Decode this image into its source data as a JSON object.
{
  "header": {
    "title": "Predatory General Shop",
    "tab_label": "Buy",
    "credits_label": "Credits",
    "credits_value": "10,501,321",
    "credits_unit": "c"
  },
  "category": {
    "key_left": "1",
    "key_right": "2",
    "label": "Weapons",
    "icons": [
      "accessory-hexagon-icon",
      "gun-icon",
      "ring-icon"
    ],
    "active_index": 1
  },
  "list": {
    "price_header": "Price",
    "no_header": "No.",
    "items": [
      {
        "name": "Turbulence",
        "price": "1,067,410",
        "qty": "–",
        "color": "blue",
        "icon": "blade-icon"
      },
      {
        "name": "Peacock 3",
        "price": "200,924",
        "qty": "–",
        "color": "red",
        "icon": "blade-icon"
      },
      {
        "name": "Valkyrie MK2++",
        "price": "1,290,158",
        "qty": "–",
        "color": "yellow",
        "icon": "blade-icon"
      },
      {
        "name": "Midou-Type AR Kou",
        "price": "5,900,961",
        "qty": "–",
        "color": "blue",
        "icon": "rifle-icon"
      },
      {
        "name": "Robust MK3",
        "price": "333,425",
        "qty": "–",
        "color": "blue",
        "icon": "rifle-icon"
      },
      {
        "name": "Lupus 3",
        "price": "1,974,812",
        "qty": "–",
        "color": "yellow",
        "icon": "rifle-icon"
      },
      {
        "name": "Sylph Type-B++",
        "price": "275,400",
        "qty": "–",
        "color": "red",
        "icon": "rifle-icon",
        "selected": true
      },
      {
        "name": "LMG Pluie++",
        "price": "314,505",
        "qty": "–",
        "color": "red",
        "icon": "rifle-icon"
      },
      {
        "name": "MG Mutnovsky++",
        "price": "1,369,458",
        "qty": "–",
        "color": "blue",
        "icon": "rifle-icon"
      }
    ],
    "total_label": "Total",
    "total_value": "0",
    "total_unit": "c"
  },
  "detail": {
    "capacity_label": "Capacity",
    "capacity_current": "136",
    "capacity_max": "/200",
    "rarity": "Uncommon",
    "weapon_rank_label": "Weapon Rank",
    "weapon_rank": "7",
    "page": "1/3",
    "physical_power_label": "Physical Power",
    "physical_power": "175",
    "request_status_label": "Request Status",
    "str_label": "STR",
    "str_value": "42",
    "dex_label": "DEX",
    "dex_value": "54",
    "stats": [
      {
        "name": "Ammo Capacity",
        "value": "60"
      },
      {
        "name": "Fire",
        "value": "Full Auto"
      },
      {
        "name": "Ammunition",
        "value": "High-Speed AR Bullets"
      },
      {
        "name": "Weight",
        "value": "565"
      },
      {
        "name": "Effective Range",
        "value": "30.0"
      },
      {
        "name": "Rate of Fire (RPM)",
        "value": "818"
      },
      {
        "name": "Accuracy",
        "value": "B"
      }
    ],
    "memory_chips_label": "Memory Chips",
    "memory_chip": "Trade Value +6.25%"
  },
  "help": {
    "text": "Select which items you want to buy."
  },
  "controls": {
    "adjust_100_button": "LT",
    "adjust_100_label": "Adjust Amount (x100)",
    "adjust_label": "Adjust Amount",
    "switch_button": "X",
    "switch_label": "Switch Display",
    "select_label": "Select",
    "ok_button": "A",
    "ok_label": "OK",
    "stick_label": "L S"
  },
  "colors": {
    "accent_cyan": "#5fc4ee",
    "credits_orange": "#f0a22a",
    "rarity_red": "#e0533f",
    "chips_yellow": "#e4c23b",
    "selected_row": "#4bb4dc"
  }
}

Exercise aim :: Each line of the data that includes the word "items" counts once; report the total and nothing more.

Written solution :: 2